# EXERCISE
Render every line of the records below as a JSON list of strings, one string per line, leaving out blank lines and the pictures.

# GIVEN DATA
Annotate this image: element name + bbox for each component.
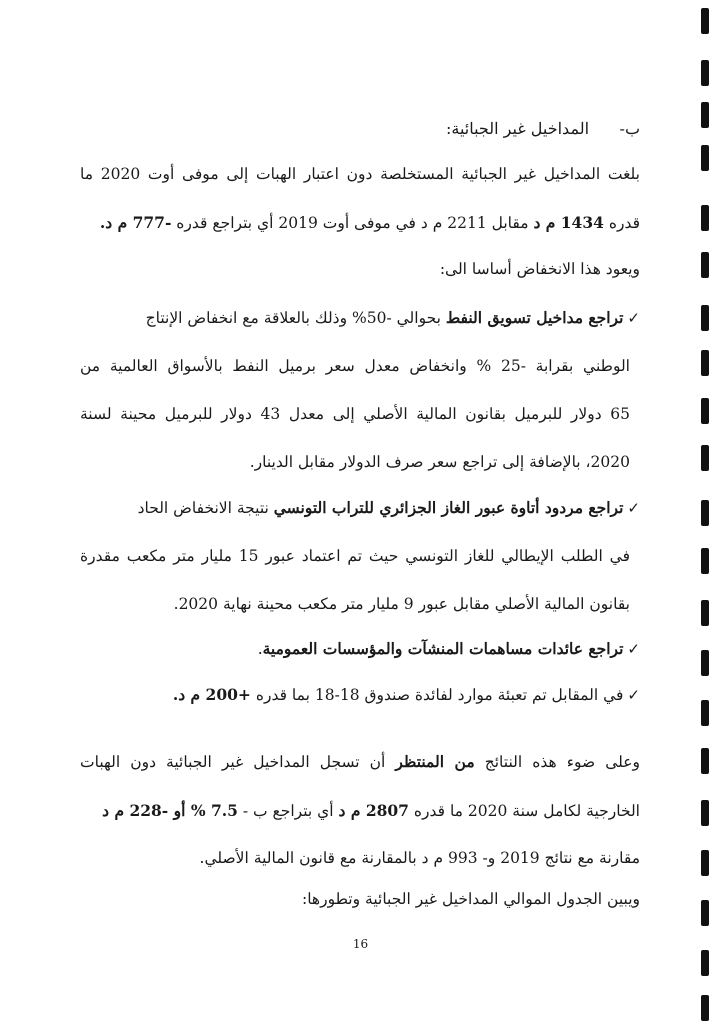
bullet1-line3: 65 دولار للبرميل بقانون المالية الأصلي إلى معدل 43 دولار للبرميل محينة لسنة xyxy=(80,405,631,423)
checkmark-icon: ✓ xyxy=(627,309,640,327)
bullet-bold: تراجع مردود أتاوة عبور الغاز الجزائري للتراب التونسي xyxy=(273,498,624,517)
paragraph1-line1: بلغت المداخيل غير الجبائية المستخلصة دون اعتبار الهبات إلى موفى أوت 2020 ما xyxy=(80,165,640,183)
binding-mark xyxy=(701,252,709,278)
binding-mark xyxy=(701,8,709,34)
binding-mark xyxy=(701,60,709,86)
text-run: مقابل 2211 م د في موفى أوت 2019 أي بتراجع قدره xyxy=(171,214,534,232)
bold-amount: 1434 م د xyxy=(533,213,604,232)
bullet1-line1 xyxy=(80,307,640,329)
bullet2-line3: بقانون المالية الأصلي مقابل عبور 9 مليار متر مكعب محينة نهاية 2020. xyxy=(173,595,630,613)
bullet1-line4: 2020، بالإضافة إلى تراجع سعر صرف الدولار مقابل الدينار. xyxy=(249,453,630,471)
binding-mark xyxy=(701,650,709,676)
section-heading xyxy=(80,118,640,140)
binding-mark xyxy=(701,145,709,171)
bullet-bold: تراجع عائدات مساهمات المنشآت والمؤسسات العمومية xyxy=(262,639,624,658)
checkmark-icon: ✓ xyxy=(627,499,640,517)
binding-mark xyxy=(701,700,709,726)
text-run: الخارجية لكامل سنة 2020 ما قدره xyxy=(408,802,640,820)
binding-mark xyxy=(701,350,709,376)
binding-mark xyxy=(701,850,709,876)
text-run: في المقابل تم تعبئة موارد لفائدة صندوق 18-18 بما قدره xyxy=(250,686,624,704)
text-run: قدره xyxy=(603,214,640,232)
checkmark-icon: ✓ xyxy=(627,640,640,658)
binding-mark xyxy=(701,950,709,976)
bullet2-line1 xyxy=(80,497,640,519)
text-run: . xyxy=(257,640,263,658)
paragraph1-line2 xyxy=(80,212,640,234)
paragraph2-line4: ويبين الجدول الموالي المداخيل غير الجبائية وتطورها: xyxy=(301,890,640,908)
text-run: بحوالي -50% وذلك بالعلاقة مع انخفاض الإنتاج xyxy=(145,309,446,327)
binding-mark xyxy=(701,445,709,471)
bold-amount: 7.5 % أو -228 م د xyxy=(102,801,238,820)
binding-mark xyxy=(701,748,709,774)
paragraph1-line3: ويعود هذا الانخفاض أساسا الى: xyxy=(439,260,640,278)
binding-mark xyxy=(701,548,709,574)
binding-mark xyxy=(701,995,709,1021)
binding-holes xyxy=(699,0,713,1024)
binding-mark xyxy=(701,205,709,231)
bold-amount: +200 م د. xyxy=(172,685,251,704)
page-number: 16 xyxy=(352,937,369,951)
bold-phrase: من المنتظر xyxy=(395,752,475,771)
paragraph2-line3: مقارنة مع نتائج 2019 و- 993 م د بالمقارنة مع قانون المالية الأصلي. xyxy=(199,849,640,867)
text-run: أي بتراجع ب - xyxy=(237,802,339,820)
bullet1-line2: الوطني بقرابة -25 % وانخفاض معدل سعر برميل النفط بالأسواق العالمية من xyxy=(80,357,630,375)
text-run: أن تسجل المداخيل غير الجبائية دون الهبات xyxy=(80,753,396,771)
section-letter: ب- xyxy=(619,119,640,138)
bullet2-line2: في الطلب الإيطالي للغاز التونسي حيث تم اعتماد عبور 15 مليار متر مكعب مقدرة xyxy=(80,547,630,565)
binding-mark xyxy=(701,500,709,526)
binding-mark xyxy=(701,600,709,626)
paragraph2-line2 xyxy=(80,800,640,822)
binding-mark xyxy=(701,900,709,926)
bullet4-line1 xyxy=(80,684,640,706)
bold-amount: -777 م د. xyxy=(99,213,172,232)
binding-mark xyxy=(701,102,709,128)
bold-amount: 2807 م د xyxy=(338,801,409,820)
section-title: المداخيل غير الجبائية: xyxy=(445,119,590,138)
binding-mark xyxy=(701,800,709,826)
paragraph2-line1 xyxy=(80,751,640,773)
binding-mark xyxy=(701,305,709,331)
page-body xyxy=(80,0,640,1024)
bullet-bold: تراجع مداخيل تسويق النفط xyxy=(445,308,624,327)
checkmark-icon: ✓ xyxy=(627,686,640,704)
text-run: نتيجة الانخفاض الحاد xyxy=(137,499,274,517)
binding-mark xyxy=(701,398,709,424)
bullet3-line1 xyxy=(80,638,640,660)
text-run: وعلى ضوء هذه النتائج xyxy=(474,753,641,771)
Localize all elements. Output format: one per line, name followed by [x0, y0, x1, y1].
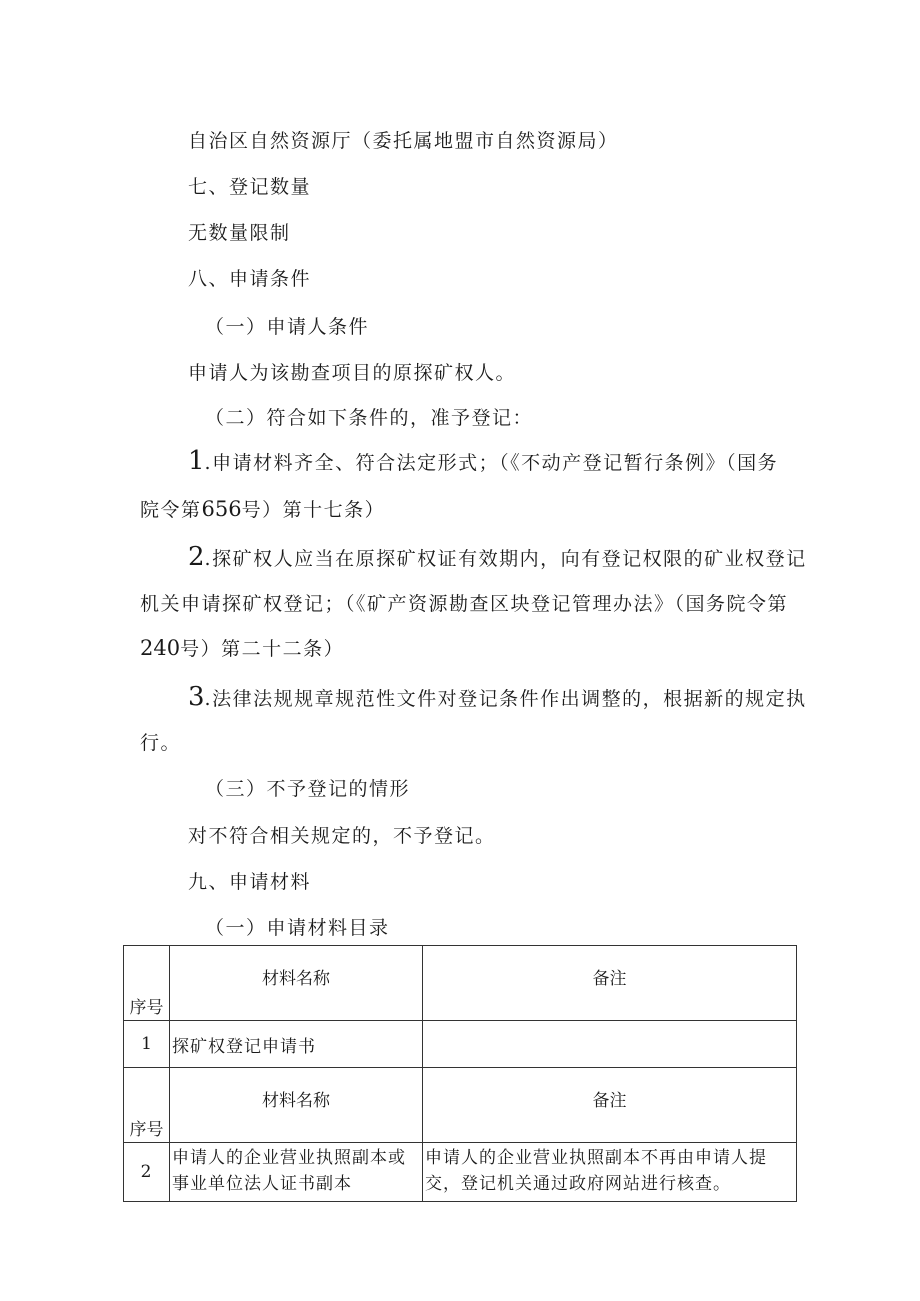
condition-1-line-1: [188, 446, 778, 476]
row-seq: 1: [124, 1021, 170, 1068]
paragraph-rejection: 对不符合相关规定的，不予登记。: [188, 825, 496, 847]
table-row: [124, 1143, 797, 1202]
condition-2-line-2: 机关申请探矿权登记；（《矿产资源勘查区块登记管理办法》（国务院令第: [140, 593, 789, 615]
paragraph-registration-authority: 自治区自然资源厅（委托属地盟市自然资源局）: [188, 130, 619, 152]
decree-number-240: 240: [140, 636, 181, 660]
row-seq: 2: [124, 1143, 170, 1202]
header-material-name: 材料名称: [170, 1068, 423, 1143]
materials-table: [123, 945, 797, 1202]
paragraph-quantity: 无数量限制: [188, 222, 291, 244]
condition-3-text: .法律法规规章规范性文件对登记条件作出调整的，根据新的规定执: [204, 688, 807, 710]
subheading-applicant-conditions: （一）申请人条件: [205, 316, 370, 338]
header-seq: 序号: [124, 1068, 170, 1143]
condition-3-line-1: [188, 682, 807, 712]
condition-1-number: 1: [188, 446, 205, 476]
row-remarks: 申请人的企业营业执照副本不再由申请人提 交，登记机关通过政府网站进行核查。: [423, 1143, 797, 1202]
header-remarks: 备注: [423, 946, 797, 1021]
condition-3-number: 3: [188, 682, 205, 712]
table-header-row-repeat: [124, 1068, 797, 1143]
paragraph-applicant: 申请人为该勘查项目的原探矿权人。: [188, 362, 517, 384]
condition-3-line-2: 行。: [140, 732, 182, 754]
row-remarks: [423, 1021, 797, 1068]
condition-2-line-1: [188, 542, 807, 572]
section-heading-9: 九、申请材料: [188, 871, 312, 893]
subheading-approval-conditions: （二）符合如下条件的，准予登记：: [205, 407, 534, 429]
subheading-rejection: （三）不予登记的情形: [205, 778, 411, 800]
condition-2-text: .探矿权人应当在原探矿权证有效期内，向有登记权限的矿业权登记: [204, 548, 807, 570]
header-seq: 序号: [124, 946, 170, 1021]
section-heading-8: 八、申请条件: [188, 268, 312, 290]
subheading-material-list: （一）申请材料目录: [205, 917, 390, 939]
table-row: [124, 1021, 797, 1068]
section-heading-7: 七、登记数量: [188, 176, 312, 198]
condition-1-line-2: 院令第656号）第十七条）: [140, 497, 386, 521]
condition-2-line-3: 240号）第二十二条）: [140, 636, 345, 660]
row-material-name: 申请人的企业营业执照副本或 事业单位法人证书副本: [170, 1143, 423, 1202]
header-remarks: 备注: [423, 1068, 797, 1143]
header-material-name: 材料名称: [170, 946, 423, 1021]
condition-1-text: .申请材料齐全、符合法定形式；（《不动产登记暂行条例》（国务: [204, 452, 779, 474]
condition-2-number: 2: [188, 542, 205, 572]
decree-number-656: 656: [201, 497, 242, 521]
row-material-name: 探矿权登记申请书: [170, 1021, 423, 1068]
table-header-row: [124, 946, 797, 1021]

# EXERCISE SOLUTION
[
  "Annotate this image: element name + bbox for each component.",
  "bullet1-line3: 65 دولار للبرميل بقانون المالية الأصلي إلى معدل 43 دولار للبرميل محينة لسنة xyxy=(80,405,631,423)",
  "checkmark-icon: ✓ xyxy=(627,309,640,327)",
  "bullet-bold: تراجع مردود أتاوة عبور الغاز الجزائري للتراب التونسي xyxy=(273,498,624,517)",
  "paragraph1-line1: بلغت المداخيل غير الجبائية المستخلصة دون اعتبار الهبات إلى موفى أوت 2020 ما xyxy=(80,165,640,183)",
  "binding-mark xyxy=(701,252,709,278)",
  "binding-mark xyxy=(701,8,709,34)",
  "binding-mark xyxy=(701,60,709,86)",
  "text-run: مقابل 2211 م د في موفى أوت 2019 أي بتراجع قدره xyxy=(171,214,534,232)",
  "bold-amount: 1434 م د xyxy=(533,213,604,232)",
  "bullet1-line1 xyxy=(80,307,640,329)",
  "bullet2-line3: بقانون المالية الأصلي مقابل عبور 9 مليار متر مكعب محينة نهاية 2020. xyxy=(173,595,630,613)",
  "bullet1-line4: 2020، بالإضافة إلى تراجع سعر صرف الدولار مقابل الدينار. xyxy=(249,453,630,471)",
  "binding-mark xyxy=(701,650,709,676)",
  "section-heading xyxy=(80,118,640,140)",
  "binding-mark xyxy=(701,145,709,171)",
  "bullet-bold: تراجع عائدات مساهمات المنشآت والمؤسسات العمومية xyxy=(262,639,624,658)",
  "checkmark-icon: ✓ xyxy=(627,499,640,517)",
  "binding-mark xyxy=(701,700,709,726)",
  "text-run: الخارجية لكامل سنة 2020 ما قدره xyxy=(408,802,640,820)",
  "binding-mark xyxy=(701,350,709,376)",
  "binding-mark xyxy=(701,850,709,876)",
  "text-run: في المقابل تم تعبئة موارد لفائدة صندوق 18-18 بما قدره xyxy=(250,686,624,704)",
  "text-run: قدره xyxy=(603,214,640,232)",
  "checkmark-icon: ✓ xyxy=(627,640,640,658)",
  "binding-mark xyxy=(701,950,709,976)",
  "bullet2-line1 xyxy=(80,497,640,519)",
  "text-run: . xyxy=(257,640,263,658)",
  "paragraph1-line2 xyxy=(80,212,640,234)",
  "paragraph2-line4: ويبين الجدول الموالي المداخيل غير الجبائية وتطورها: xyxy=(301,890,640,908)",
  "text-run: بحوالي -50% وذلك بالعلاقة مع انخفاض الإنتاج xyxy=(145,309,446,327)",
  "binding-mark xyxy=(701,445,709,471)",
  "bold-amount: 7.5 % أو -228 م د xyxy=(102,801,238,820)",
  "binding-mark xyxy=(701,748,709,774)",
  "paragraph1-line3: ويعود هذا الانخفاض أساسا الى: xyxy=(439,260,640,278)",
  "binding-mark xyxy=(701,548,709,574)",
  "binding-mark xyxy=(701,995,709,1021)",
  "binding-holes xyxy=(699,0,713,1024)",
  "binding-mark xyxy=(701,205,709,231)",
  "bold-amount: +200 م د. xyxy=(172,685,251,704)",
  "page-number: 16 xyxy=(352,937,369,951)",
  "bold-phrase: من المنتظر xyxy=(395,752,475,771)",
  "paragraph2-line3: مقارنة مع نتائج 2019 و- 993 م د بالمقارنة مع قانون المالية الأصلي. xyxy=(199,849,640,867)",
  "text-run: أي بتراجع ب - xyxy=(237,802,339,820)",
  "bullet1-line2: الوطني بقرابة -25 % وانخفاض معدل سعر برميل النفط بالأسواق العالمية من xyxy=(80,357,630,375)",
  "text-run: أن تسجل المداخيل غير الجبائية دون الهبات xyxy=(80,753,396,771)",
  "section-letter: ب- xyxy=(619,119,640,138)",
  "bullet2-line2: في الطلب الإيطالي للغاز التونسي حيث تم اعتماد عبور 15 مليار متر مكعب مقدرة xyxy=(80,547,630,565)",
  "binding-mark xyxy=(701,500,709,526)",
  "binding-mark xyxy=(701,600,709,626)",
  "paragraph2-line2 xyxy=(80,800,640,822)",
  "binding-mark xyxy=(701,900,709,926)",
  "bullet4-line1 xyxy=(80,684,640,706)",
  "bold-amount: -777 م د. xyxy=(99,213,172,232)",
  "binding-mark xyxy=(701,102,709,128)",
  "bold-amount: 2807 م د xyxy=(338,801,409,820)",
  "section-title: المداخيل غير الجبائية: xyxy=(445,119,590,138)",
  "binding-mark xyxy=(701,800,709,826)",
  "paragraph2-line1 xyxy=(80,751,640,773)",
  "binding-mark xyxy=(701,305,709,331)",
  "page-body xyxy=(80,0,640,1024)",
  "bullet-bold: تراجع مداخيل تسويق النفط xyxy=(445,308,624,327)",
  "checkmark-icon: ✓ xyxy=(627,686,640,704)",
  "text-run: نتيجة الانخفاض الحاد xyxy=(137,499,274,517)",
  "binding-mark xyxy=(701,398,709,424)",
  "bullet3-line1 xyxy=(80,638,640,660)",
  "text-run: وعلى ضوء هذه النتائج xyxy=(474,753,641,771)",
  "Localize all elements. Output format: one per line, name followed by [x0, y0, x1, y1].",
  "condition-1-line-1: [188, 446, 778, 476]",
  "row-seq: 1: [124, 1021, 170, 1068]",
  "paragraph-rejection: 对不符合相关规定的，不予登记。: [188, 825, 496, 847]",
  "table-row: [124, 1143, 797, 1202]",
  "condition-2-line-2: 机关申请探矿权登记；（《矿产资源勘查区块登记管理办法》（国务院令第: [140, 593, 789, 615]",
  "paragraph-registration-authority: 自治区自然资源厅（委托属地盟市自然资源局）: [188, 130, 619, 152]",
  "decree-number-240: 240: [140, 636, 181, 660]",
  "row-seq: 2: [124, 1143, 170, 1202]",
  "header-material-name: 材料名称: [170, 1068, 423, 1143]",
  "materials-table: [123, 945, 797, 1202]",
  "paragraph-quantity: 无数量限制: [188, 222, 291, 244]",
  "condition-3-text: .法律法规规章规范性文件对登记条件作出调整的，根据新的规定执: [204, 688, 807, 710]",
  "subheading-applicant-conditions: （一）申请人条件: [205, 316, 370, 338]",
  "header-seq: 序号: [124, 1068, 170, 1143]",
  "condition-3-line-1: [188, 682, 807, 712]",
  "condition-1-number: 1: [188, 446, 205, 476]",
  "row-remarks: 申请人的企业营业执照副本不再由申请人提 交，登记机关通过政府网站进行核查。: [423, 1143, 797, 1202]",
  "header-remarks: 备注: [423, 946, 797, 1021]",
  "condition-3-number: 3: [188, 682, 205, 712]",
  "table-header-row-repeat: [124, 1068, 797, 1143]",
  "paragraph-applicant: 申请人为该勘查项目的原探矿权人。: [188, 362, 517, 384]",
  "condition-3-line-2: 行。: [140, 732, 182, 754]",
  "row-remarks: [423, 1021, 797, 1068]",
  "condition-2-line-1: [188, 542, 807, 572]",
  "section-heading-9: 九、申请材料: [188, 871, 312, 893]",
  "subheading-approval-conditions: （二）符合如下条件的，准予登记：: [205, 407, 534, 429]",
  "subheading-rejection: （三）不予登记的情形: [205, 778, 411, 800]",
  "condition-2-text: .探矿权人应当在原探矿权证有效期内，向有登记权限的矿业权登记: [204, 548, 807, 570]",
  "header-seq: 序号: [124, 946, 170, 1021]",
  "section-heading-8: 八、申请条件: [188, 268, 312, 290]",
  "subheading-material-list: （一）申请材料目录: [205, 917, 390, 939]",
  "table-row: [124, 1021, 797, 1068]",
  "section-heading-7: 七、登记数量: [188, 176, 312, 198]",
  "condition-1-line-2: 院令第656号）第十七条）: [140, 497, 386, 521]",
  "condition-2-line-3: 240号）第二十二条）: [140, 636, 345, 660]",
  "row-material-name: 申请人的企业营业执照副本或 事业单位法人证书副本: [170, 1143, 423, 1202]",
  "header-remarks: 备注: [423, 1068, 797, 1143]",
  "header-material-name: 材料名称: [170, 946, 423, 1021]",
  "condition-1-text: .申请材料齐全、符合法定形式；（《不动产登记暂行条例》（国务: [204, 452, 779, 474]",
  "condition-2-number: 2: [188, 542, 205, 572]",
  "decree-number-656: 656: [201, 497, 242, 521]",
  "row-material-name: 探矿权登记申请书: [170, 1021, 423, 1068]",
  "table-header-row: [124, 946, 797, 1021]"
]